Exercise aim: Nothing should be left out: output all of the entries exactly.
>> begin Data for this task
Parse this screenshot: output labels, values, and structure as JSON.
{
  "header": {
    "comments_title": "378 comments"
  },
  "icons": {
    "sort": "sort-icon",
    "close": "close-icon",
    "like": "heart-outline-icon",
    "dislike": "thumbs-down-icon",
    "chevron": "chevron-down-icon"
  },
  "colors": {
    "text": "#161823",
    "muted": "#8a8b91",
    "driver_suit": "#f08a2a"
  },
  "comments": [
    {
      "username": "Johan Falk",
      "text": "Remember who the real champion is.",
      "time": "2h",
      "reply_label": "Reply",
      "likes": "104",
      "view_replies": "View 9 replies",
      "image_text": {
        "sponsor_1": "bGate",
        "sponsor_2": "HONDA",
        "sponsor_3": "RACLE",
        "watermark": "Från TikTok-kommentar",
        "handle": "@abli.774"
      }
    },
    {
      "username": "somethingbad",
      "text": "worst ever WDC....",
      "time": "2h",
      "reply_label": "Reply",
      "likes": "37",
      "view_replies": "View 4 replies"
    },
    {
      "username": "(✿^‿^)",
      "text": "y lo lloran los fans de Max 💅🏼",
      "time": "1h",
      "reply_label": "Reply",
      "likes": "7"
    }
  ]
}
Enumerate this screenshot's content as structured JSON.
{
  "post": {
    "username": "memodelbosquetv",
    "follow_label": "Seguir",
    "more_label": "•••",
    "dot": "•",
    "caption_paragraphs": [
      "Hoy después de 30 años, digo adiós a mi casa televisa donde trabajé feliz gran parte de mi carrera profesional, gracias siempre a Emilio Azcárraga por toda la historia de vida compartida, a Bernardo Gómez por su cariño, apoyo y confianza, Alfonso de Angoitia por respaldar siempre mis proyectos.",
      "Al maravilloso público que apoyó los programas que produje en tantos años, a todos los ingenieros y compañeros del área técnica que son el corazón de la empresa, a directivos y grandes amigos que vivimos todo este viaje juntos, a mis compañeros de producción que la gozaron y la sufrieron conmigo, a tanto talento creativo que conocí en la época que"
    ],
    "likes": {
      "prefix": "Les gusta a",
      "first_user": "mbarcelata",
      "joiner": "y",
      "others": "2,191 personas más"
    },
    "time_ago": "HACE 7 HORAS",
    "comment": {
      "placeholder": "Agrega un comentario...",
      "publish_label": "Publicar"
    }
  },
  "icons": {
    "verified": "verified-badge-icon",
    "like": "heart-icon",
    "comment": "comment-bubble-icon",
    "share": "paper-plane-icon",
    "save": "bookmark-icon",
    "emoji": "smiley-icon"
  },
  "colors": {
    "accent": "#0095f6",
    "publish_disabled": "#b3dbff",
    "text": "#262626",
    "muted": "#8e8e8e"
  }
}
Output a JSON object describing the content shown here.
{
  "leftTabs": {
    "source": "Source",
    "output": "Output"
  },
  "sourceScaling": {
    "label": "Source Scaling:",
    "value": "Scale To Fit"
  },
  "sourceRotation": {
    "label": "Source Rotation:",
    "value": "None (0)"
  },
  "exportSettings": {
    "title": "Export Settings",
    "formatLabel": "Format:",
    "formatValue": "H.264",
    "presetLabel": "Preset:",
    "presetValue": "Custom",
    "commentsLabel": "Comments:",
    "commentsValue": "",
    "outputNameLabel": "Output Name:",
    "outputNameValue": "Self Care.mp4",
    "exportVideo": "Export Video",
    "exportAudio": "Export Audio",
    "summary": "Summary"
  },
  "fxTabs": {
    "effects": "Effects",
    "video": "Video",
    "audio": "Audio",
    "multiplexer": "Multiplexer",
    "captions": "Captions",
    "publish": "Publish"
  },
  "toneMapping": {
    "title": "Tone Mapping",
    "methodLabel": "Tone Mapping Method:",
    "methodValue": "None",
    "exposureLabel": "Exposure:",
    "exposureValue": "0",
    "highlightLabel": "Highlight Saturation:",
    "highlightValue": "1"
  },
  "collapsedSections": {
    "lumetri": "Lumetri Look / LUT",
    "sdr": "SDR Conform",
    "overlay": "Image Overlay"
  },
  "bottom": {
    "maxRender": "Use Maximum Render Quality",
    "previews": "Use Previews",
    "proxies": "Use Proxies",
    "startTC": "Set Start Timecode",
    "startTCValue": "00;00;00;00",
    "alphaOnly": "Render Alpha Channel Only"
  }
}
>> end Data for this task
Solution to this exercise:
Parse this screenshot: output labels, values, and structure as JSON.
{
  "header": {
    "comments_title": "378 comments"
  },
  "icons": {
    "sort": "sort-icon",
    "close": "close-icon",
    "like": "heart-outline-icon",
    "dislike": "thumbs-down-icon",
    "chevron": "chevron-down-icon"
  },
  "colors": {
    "text": "#161823",
    "muted": "#8a8b91",
    "driver_suit": "#f08a2a"
  },
  "comments": [
    {
      "username": "Johan Falk",
      "text": "Remember who the real champion is.",
      "time": "2h",
      "reply_label": "Reply",
      "likes": "104",
      "view_replies": "View 9 replies",
      "image_text": {
        "sponsor_1": "bGate",
        "sponsor_2": "HONDA",
        "sponsor_3": "RACLE",
        "watermark": "Från TikTok-kommentar",
        "handle": "@abli.774"
      }
    },
    {
      "username": "somethingbad",
      "text": "worst ever WDC....",
      "time": "2h",
      "reply_label": "Reply",
      "likes": "37",
      "view_replies": "View 4 replies"
    },
    {
      "username": "(✿^‿^)",
      "text": "y lo lloran los fans de Max 💅🏼",
      "time": "1h",
      "reply_label": "Reply",
      "likes": "7"
    }
  ]
}
Enumerate this screenshot's content as structured JSON.
{
  "post": {
    "username": "memodelbosquetv",
    "follow_label": "Seguir",
    "more_label": "•••",
    "dot": "•",
    "caption_paragraphs": [
      "Hoy después de 30 años, digo adiós a mi casa televisa donde trabajé feliz gran parte de mi carrera profesional, gracias siempre a Emilio Azcárraga por toda la historia de vida compartida, a Bernardo Gómez por su cariño, apoyo y confianza, Alfonso de Angoitia por respaldar siempre mis proyectos.",
      "Al maravilloso público que apoyó los programas que produje en tantos años, a todos los ingenieros y compañeros del área técnica que son el corazón de la empresa, a directivos y grandes amigos que vivimos todo este viaje juntos, a mis compañeros de producción que la gozaron y la sufrieron conmigo, a tanto talento creativo que conocí en la época que"
    ],
    "likes": {
      "prefix": "Les gusta a",
      "first_user": "mbarcelata",
      "joiner": "y",
      "others": "2,191 personas más"
    },
    "time_ago": "HACE 7 HORAS",
    "comment": {
      "placeholder": "Agrega un comentario...",
      "publish_label": "Publicar"
    }
  },
  "icons": {
    "verified": "verified-badge-icon",
    "like": "heart-icon",
    "comment": "comment-bubble-icon",
    "share": "paper-plane-icon",
    "save": "bookmark-icon",
    "emoji": "smiley-icon"
  },
  "colors": {
    "accent": "#0095f6",
    "publish_disabled": "#b3dbff",
    "text": "#262626",
    "muted": "#8e8e8e"
  }
}
Output a JSON object describing the content shown here.
{
  "leftTabs": {
    "source": "Source",
    "output": "Output"
  },
  "sourceScaling": {
    "label": "Source Scaling:",
    "value": "Scale To Fit"
  },
  "sourceRotation": {
    "label": "Source Rotation:",
    "value": "None (0)"
  },
  "exportSettings": {
    "title": "Export Settings",
    "formatLabel": "Format:",
    "formatValue": "H.264",
    "presetLabel": "Preset:",
    "presetValue": "Custom",
    "commentsLabel": "Comments:",
    "commentsValue": "",
    "outputNameLabel": "Output Name:",
    "outputNameValue": "Self Care.mp4",
    "exportVideo": "Export Video",
    "exportAudio": "Export Audio",
    "summary": "Summary"
  },
  "fxTabs": {
    "effects": "Effects",
    "video": "Video",
    "audio": "Audio",
    "multiplexer": "Multiplexer",
    "captions": "Captions",
    "publish": "Publish"
  },
  "toneMapping": {
    "title": "Tone Mapping",
    "methodLabel": "Tone Mapping Method:",
    "methodValue": "None",
    "exposureLabel": "Exposure:",
    "exposureValue": "0",
    "highlightLabel": "Highlight Saturation:",
    "highlightValue": "1"
  },
  "collapsedSections": {
    "lumetri": "Lumetri Look / LUT",
    "sdr": "SDR Conform",
    "overlay": "Image Overlay"
  },
  "bottom": {
    "maxRender": "Use Maximum Render Quality",
    "previews": "Use Previews",
    "proxies": "Use Proxies",
    "startTC": "Set Start Timecode",
    "startTCValue": "00;00;00;00",
    "alphaOnly": "Render Alpha Channel Only"
  }
}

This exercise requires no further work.